··· 閱讀摘錄 ···

那七天里,她一直在昏迷,薄薄的嘴唇一直緊緊地閉著。我守在她身邊,一遍又一遍地命令她:「你說話呀。你說話呀,你不是很能說嗎?」
我想起,曾經有一次跟她吵架,我很野蠻地問:「你什麼時候才能把嘴閉上?」她毫不示弱地回答:「不死不閉。」
此時想起這句話,一種深深的恐懼將我包圍。我流著眼淚哀求她:「求求你罵我吧,你不跟我吵,我怎麼活呀?」
相反,在那七天里,最該崩潰的父親反而異常冷靜,靜靜地看著我給她擦身,自言自語地跟她說話,偶爾爸爸會拍拍我的肩,傷感地說一句:「別自責,她總說,你心里沒把她當外人,所以才跟她爭跟她吵。她說得沒錯,你心里真的有她。」
可是,一切都來不及了,愛醒了,她卻永遠地睡著了。
然而,就在她屍骨未寒時,我與她的兒子,那個我應該叫哥哥的人,發生了一場劇烈的爭執。
他理所應當地認為她的骨灰應該與他早年身亡的父親合葬在一起,我不能接受。
作為父親的現任妻子,我和爸爸同樣擁有她身後一切的繼承權,那些身外之物,我可以不要,但我不能再失去這最後一次與她親近的機會,也不能從此連祭拜她的機會都沒有。
我和她的兒子都不肯讓步,爸爸說:「要不這樣,你們一家一半吧。」
我堅決反對,絕對不行,她活著,我沒有讓她感受到我對她的在乎,我再混蛋,也不會讓她去世了,還要被一分為二。
最後,還是哥哥做出了讓步,沒有讓她與前夫合葬,而是由我們共同出資為她買了一處公墓。
逢年過節,包括她的祭日,我都會去看望她,每一次去看她,我都暗下決心一定要和風細雨地同她說會兒話,但一到了那里,我只會氣急敗壞地埋怨:「你太狠心了,就這麼走了,你讓我從此以後跟誰吵架去?」
生母走時,我十八歲,我可憐自己在那麼小的時候就沒有了媽媽。
她走時,我三十八歲,我同情自己再一次失去了母愛。
此悲傷與彼悲傷之間,差別不大。唯一難以自拔的是,她給過我向她示愛的機會,我卻沒能緊緊握住。

···

• [任務 1]
請逐字照抄閱讀摘錄中從「我想起,曾經有一次跟她吵架,我很野蠻地問」起,一直到「讓她去世了,還要被一分為二。」為止的部分,包括「讓她去世了,還要被一分為二。」本身。
• [任務 2]
閱讀摘錄中,「我」為什麼不能接受把她的骨灰與她早年身亡的前夫合葬?用一到三句說明。

··· 資料摘錄 ···

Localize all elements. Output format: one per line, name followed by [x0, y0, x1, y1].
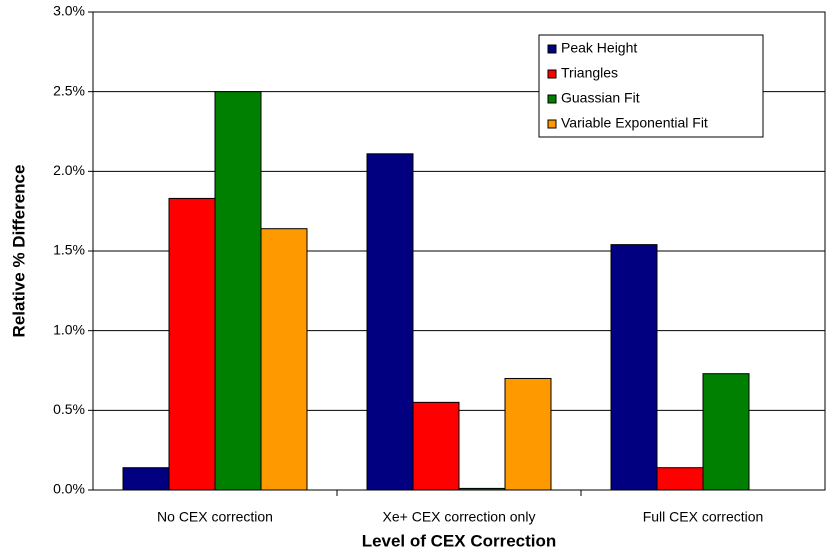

···

• [輸出 1]
我想起,曾經有一次跟她吵架,我很野蠻地問:「你什麼時候才能把嘴閉上?」她毫不示弱地回答:「不死不閉。」
此時想起這句話,一種深深的恐懼將我包圍。我流著眼淚哀求她:「求求你罵我吧,你不跟我吵,我怎麼活呀?」
相反,在那七天里,最該崩潰的父親反而異常冷靜,靜靜地看著我給她擦身,自言自語地跟她說話,偶爾爸爸會拍拍我的肩,傷感地說一句:「別自責,她總說,你心里沒把她當外人,所以才跟她爭跟她吵。她說得沒錯,你心里真的有她。」
可是,一切都來不及了,愛醒了,她卻永遠地睡著了。
然而,就在她屍骨未寒時,我與她的兒子,那個我應該叫哥哥的人,發生了一場劇烈的爭執。
他理所應當地認為她的骨灰應該與他早年身亡的父親合葬在一起,我不能接受。
作為父親的現任妻子,我和爸爸同樣擁有她身後一切的繼承權,那些身外之物,我可以不要,但我不能再失去這最後一次與她親近的機會,也不能從此連祭拜她的機會都沒有。
我和她的兒子都不肯讓步,爸爸說:「要不這樣,你們一家一半吧。」
我堅決反對,絕對不行,她活著,我沒有讓她感受到我對她的在乎,我再混蛋,也不會讓她去世了,還要被一分為二。

• [輸出 2]
因為「我」不能再失去這最後一次與她親近的機會,也不能從此連祭拜她的機會都沒有。